▶ **Source text**
-*-*-
CDP, RobecoSAM, EcoVadis — they are all organizations that assess the sustainability performance of companies worldwide. They all have their own agenda and targets, and of course, their own methodology to assess a portfolio of companies.
Globally, +/- 60 percent of companies that publicly communicate sustainability data are answering to sustainability assessing organizations(1)(2). It is not an easy task: A survey of sustainability managers internationally has identified that replying to sustainability questionnaires was the biggest pain point in sustainability data management in 2016(3).
We did some research and interviewed experts to understand what can be learned from the scoring/ranking provided by assessing organizations and what’s coming for companies that are or will be assessed.
Bertrand Desmier, Sustainability Business Line Director at Tennaxia, is unambiguous: “Companies are receiving more and more demands each year from rating agencies and the topics are becoming more challenging with in-depth questions.”
Globally, companies reporting on sustainability are predominantly responding to CDP, RobecoSAM and EcoVadis(1)(2). Others organizations such as Sustainalytics, MCSI, Viego-Eiri, Oekom Research, Gaia Index, FTSE4Good and Bloomberg are also assessing companies based on sustainability, but are used more or less frequently depending on the region.
-*-*-
▶ **Rows**
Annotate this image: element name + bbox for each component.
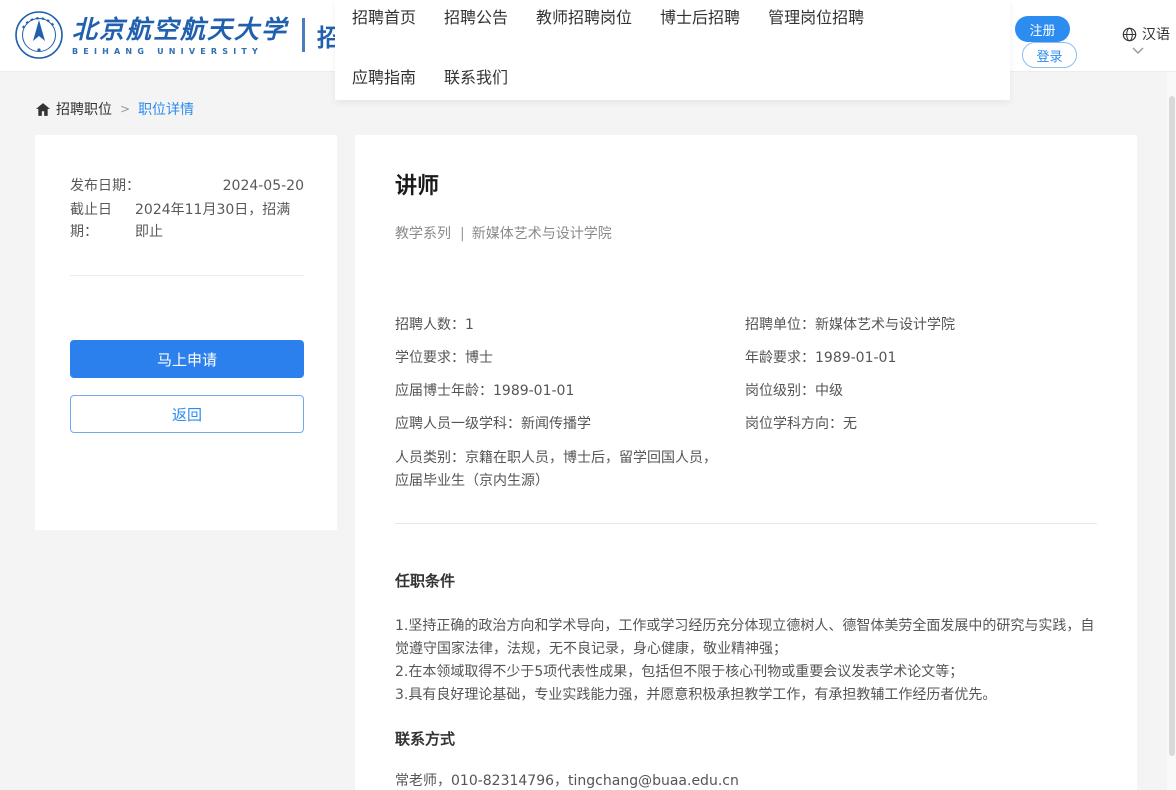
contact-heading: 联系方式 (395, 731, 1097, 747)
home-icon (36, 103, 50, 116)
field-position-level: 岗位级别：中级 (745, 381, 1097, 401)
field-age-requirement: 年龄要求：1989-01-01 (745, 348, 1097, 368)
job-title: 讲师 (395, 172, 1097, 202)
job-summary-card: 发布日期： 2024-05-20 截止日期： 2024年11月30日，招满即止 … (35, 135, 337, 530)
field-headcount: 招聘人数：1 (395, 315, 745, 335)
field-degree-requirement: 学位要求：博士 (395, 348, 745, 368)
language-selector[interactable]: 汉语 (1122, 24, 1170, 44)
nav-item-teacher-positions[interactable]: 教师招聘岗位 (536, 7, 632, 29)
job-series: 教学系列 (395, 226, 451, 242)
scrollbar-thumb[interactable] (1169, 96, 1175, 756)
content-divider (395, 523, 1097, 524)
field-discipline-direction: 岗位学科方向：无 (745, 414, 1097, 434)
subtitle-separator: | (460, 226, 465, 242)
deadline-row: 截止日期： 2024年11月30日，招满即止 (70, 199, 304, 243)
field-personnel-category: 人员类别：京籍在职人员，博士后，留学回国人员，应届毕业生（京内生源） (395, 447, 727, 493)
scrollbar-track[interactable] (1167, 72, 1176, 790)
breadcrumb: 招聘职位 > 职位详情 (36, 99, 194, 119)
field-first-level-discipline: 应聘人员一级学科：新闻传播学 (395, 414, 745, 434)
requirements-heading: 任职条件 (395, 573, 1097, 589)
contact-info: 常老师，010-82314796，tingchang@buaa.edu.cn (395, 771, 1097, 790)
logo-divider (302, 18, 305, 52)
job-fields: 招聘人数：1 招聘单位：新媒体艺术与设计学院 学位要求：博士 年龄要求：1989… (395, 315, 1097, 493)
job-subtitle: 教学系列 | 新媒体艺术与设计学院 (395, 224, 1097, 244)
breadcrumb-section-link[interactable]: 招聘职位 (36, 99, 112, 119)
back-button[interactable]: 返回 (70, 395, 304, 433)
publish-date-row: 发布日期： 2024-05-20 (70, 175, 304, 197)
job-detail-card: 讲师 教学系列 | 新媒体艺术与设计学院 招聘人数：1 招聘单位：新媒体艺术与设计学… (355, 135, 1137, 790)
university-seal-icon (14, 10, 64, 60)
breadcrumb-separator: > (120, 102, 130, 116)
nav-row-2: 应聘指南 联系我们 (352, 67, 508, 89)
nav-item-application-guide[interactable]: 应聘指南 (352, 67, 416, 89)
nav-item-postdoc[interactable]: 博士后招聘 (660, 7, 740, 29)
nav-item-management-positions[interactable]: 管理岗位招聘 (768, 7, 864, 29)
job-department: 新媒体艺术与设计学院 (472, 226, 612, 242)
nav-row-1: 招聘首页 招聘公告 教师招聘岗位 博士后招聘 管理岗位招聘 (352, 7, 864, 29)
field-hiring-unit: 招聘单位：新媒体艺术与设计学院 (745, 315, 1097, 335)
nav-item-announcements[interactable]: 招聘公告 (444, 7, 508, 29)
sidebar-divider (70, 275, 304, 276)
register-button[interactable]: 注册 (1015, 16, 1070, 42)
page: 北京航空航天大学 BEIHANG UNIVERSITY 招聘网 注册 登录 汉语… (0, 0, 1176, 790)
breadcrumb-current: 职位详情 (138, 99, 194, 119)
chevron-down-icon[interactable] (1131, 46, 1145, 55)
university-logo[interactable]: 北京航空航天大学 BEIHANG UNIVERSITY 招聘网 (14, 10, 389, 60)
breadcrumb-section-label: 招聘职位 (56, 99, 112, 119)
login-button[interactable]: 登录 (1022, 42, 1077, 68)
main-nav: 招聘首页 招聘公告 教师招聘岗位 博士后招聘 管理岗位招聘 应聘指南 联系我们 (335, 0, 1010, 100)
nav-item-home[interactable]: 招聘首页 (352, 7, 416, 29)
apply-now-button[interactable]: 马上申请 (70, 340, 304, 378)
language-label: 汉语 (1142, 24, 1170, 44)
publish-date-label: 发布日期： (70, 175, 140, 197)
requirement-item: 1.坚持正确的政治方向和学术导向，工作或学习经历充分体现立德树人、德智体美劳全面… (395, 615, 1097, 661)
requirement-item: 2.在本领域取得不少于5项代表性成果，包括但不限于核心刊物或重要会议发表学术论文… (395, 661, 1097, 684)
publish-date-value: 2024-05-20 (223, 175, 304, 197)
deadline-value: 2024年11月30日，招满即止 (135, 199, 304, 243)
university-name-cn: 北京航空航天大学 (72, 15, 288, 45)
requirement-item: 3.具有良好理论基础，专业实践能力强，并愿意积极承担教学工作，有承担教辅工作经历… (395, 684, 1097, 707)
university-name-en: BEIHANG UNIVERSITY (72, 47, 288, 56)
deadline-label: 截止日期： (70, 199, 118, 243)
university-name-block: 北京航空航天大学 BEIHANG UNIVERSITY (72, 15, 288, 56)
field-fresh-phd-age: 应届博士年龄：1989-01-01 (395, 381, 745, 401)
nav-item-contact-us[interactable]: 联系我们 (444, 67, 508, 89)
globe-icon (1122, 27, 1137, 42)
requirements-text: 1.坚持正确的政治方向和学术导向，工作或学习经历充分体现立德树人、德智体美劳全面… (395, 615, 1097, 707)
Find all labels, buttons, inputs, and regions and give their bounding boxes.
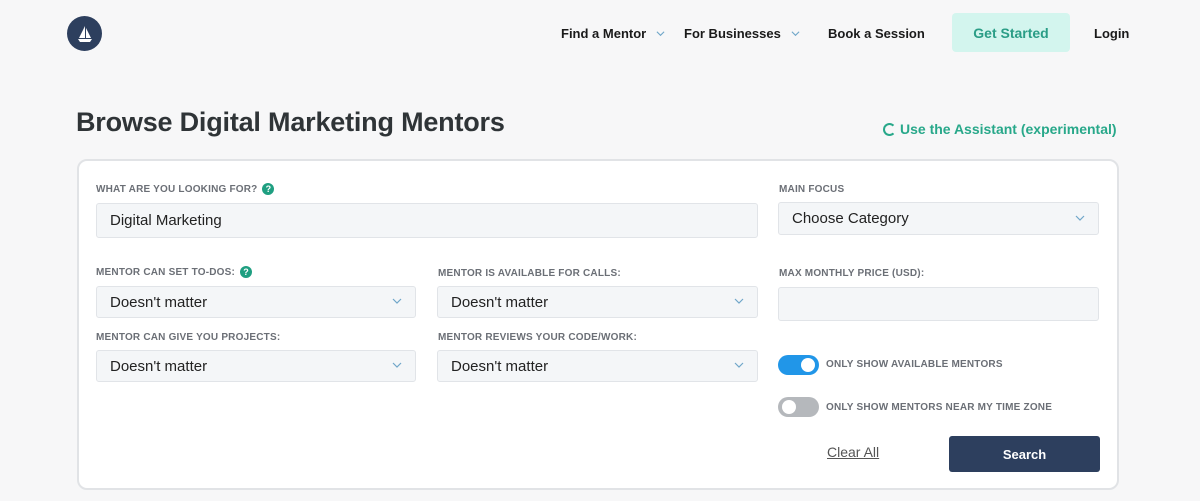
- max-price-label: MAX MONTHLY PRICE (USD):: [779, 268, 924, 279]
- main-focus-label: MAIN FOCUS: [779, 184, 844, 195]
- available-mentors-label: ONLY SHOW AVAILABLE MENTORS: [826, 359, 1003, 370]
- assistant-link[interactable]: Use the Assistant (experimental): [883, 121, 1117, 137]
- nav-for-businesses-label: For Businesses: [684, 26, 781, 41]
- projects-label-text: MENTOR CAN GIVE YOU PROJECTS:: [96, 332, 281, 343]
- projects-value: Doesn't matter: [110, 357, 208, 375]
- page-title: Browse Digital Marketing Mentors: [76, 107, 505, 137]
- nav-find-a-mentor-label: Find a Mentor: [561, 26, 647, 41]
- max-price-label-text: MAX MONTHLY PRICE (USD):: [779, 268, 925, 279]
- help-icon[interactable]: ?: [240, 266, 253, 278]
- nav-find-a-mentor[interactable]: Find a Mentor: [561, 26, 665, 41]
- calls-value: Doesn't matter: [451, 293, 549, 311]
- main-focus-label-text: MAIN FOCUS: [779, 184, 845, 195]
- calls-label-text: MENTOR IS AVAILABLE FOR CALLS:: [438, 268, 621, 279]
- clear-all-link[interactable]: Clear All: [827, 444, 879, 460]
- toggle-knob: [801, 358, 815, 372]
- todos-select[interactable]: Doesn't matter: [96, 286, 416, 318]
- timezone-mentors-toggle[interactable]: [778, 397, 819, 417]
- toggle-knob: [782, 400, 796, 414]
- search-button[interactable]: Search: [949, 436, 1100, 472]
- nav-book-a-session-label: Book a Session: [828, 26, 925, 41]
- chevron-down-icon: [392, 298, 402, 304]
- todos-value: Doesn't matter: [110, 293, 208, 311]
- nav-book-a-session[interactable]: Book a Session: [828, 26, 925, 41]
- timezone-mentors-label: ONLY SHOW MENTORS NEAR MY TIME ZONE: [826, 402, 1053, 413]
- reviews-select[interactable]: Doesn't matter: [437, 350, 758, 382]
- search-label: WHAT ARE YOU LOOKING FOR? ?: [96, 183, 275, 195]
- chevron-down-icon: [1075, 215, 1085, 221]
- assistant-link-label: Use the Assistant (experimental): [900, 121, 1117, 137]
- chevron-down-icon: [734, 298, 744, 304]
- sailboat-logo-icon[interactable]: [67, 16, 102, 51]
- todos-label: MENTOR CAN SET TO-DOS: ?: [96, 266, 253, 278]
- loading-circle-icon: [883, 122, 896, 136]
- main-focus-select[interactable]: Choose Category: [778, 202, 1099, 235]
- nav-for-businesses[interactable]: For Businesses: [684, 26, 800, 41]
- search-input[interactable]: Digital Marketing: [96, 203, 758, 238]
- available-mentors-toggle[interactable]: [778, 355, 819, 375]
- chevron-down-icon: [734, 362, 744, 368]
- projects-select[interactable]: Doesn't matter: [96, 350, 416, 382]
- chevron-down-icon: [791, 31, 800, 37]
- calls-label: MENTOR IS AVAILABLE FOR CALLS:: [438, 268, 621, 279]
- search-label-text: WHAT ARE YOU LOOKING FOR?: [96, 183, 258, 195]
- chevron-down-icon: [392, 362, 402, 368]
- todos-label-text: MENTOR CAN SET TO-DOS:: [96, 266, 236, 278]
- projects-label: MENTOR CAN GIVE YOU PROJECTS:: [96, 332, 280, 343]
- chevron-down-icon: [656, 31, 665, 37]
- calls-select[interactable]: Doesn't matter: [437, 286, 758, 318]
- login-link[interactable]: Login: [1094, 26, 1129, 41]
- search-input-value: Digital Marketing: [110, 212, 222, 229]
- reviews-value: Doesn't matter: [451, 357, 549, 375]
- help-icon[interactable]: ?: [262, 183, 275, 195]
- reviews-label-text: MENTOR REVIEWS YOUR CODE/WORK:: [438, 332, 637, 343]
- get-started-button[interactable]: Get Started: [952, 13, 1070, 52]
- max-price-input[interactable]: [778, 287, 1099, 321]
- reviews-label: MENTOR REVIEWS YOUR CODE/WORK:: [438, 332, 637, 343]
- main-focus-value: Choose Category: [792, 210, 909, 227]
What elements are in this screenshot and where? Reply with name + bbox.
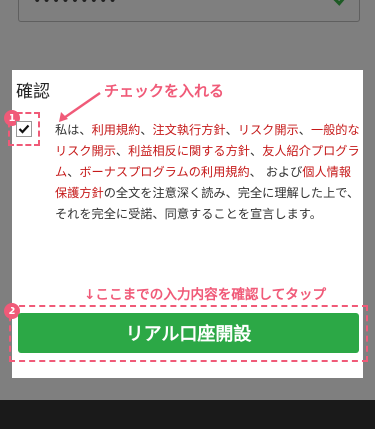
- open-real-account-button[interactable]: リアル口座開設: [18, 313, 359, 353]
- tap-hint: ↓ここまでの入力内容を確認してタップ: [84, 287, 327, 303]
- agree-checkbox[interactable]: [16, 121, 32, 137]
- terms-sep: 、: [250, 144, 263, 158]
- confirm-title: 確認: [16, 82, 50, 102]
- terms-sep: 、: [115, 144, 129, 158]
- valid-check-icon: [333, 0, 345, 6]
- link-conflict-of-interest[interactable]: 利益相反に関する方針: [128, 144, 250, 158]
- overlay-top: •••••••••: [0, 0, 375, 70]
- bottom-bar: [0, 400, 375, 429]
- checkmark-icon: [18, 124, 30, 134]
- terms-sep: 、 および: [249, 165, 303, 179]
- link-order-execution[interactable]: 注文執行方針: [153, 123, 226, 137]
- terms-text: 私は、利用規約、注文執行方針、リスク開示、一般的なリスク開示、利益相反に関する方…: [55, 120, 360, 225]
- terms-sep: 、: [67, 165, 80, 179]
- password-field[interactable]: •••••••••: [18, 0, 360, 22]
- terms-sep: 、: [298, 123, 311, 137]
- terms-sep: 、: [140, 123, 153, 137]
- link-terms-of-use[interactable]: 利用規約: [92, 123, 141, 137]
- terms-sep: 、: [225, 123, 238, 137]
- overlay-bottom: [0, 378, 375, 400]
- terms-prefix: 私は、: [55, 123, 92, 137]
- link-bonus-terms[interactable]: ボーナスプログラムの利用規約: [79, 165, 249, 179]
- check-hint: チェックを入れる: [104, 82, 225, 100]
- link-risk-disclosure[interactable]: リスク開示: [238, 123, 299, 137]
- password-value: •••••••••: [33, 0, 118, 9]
-*-*-
▶ **Written exercise A**
In the text on sustainability assessment, what was identified as the biggest pain point in sustainability data management in 2016?
▶ **Written exercise B**
Carry on the text on sustainability assessment from where it stops.

▶ **Task output A**
Replying to sustainability questionnaires.

▶ **Task output B**
There are two types of assessing organizations: Those serving investors and those serving large companies focused on risks and opportunities in their supply chain. CDP does both, while EcoVadis is focused on the supply chain and DJSI RobecoSAM serves investors.
Who responds to sustainability assessing organizations?
In 2016, CDP sent worldwide, investor-backed disclosure requests to every publicly traded company; 1,089 companies disclosed their data. The same year, EcoVadis evaluated 20,400 companies (80 percent are considered SMEs) around the world(4). In 2017, 942 of the 3,400 world largest invited companies participated in RobecoSAM’s Corporate Sustainability Assessment(5).
Who uses sustainability ratings and scores, and why**?**
Assessments that included ratings and rankings are typically used by investors and procurement teams to make better decisions in their investment strategy and to minimize risk for the business.
“EcoVadis is different from financial sustainability ratings in that we provide information used in commercial relationships. Through a SaaS procurement solution, we enable our clients to monitor their portfolio of suppliers.
Depending on their own priorities and strategy regarding their supply chain, we can help them identify risk categories of suppliers; assess, view ratings and scorecards of suppliers; and work together to improve their performance and transparency.”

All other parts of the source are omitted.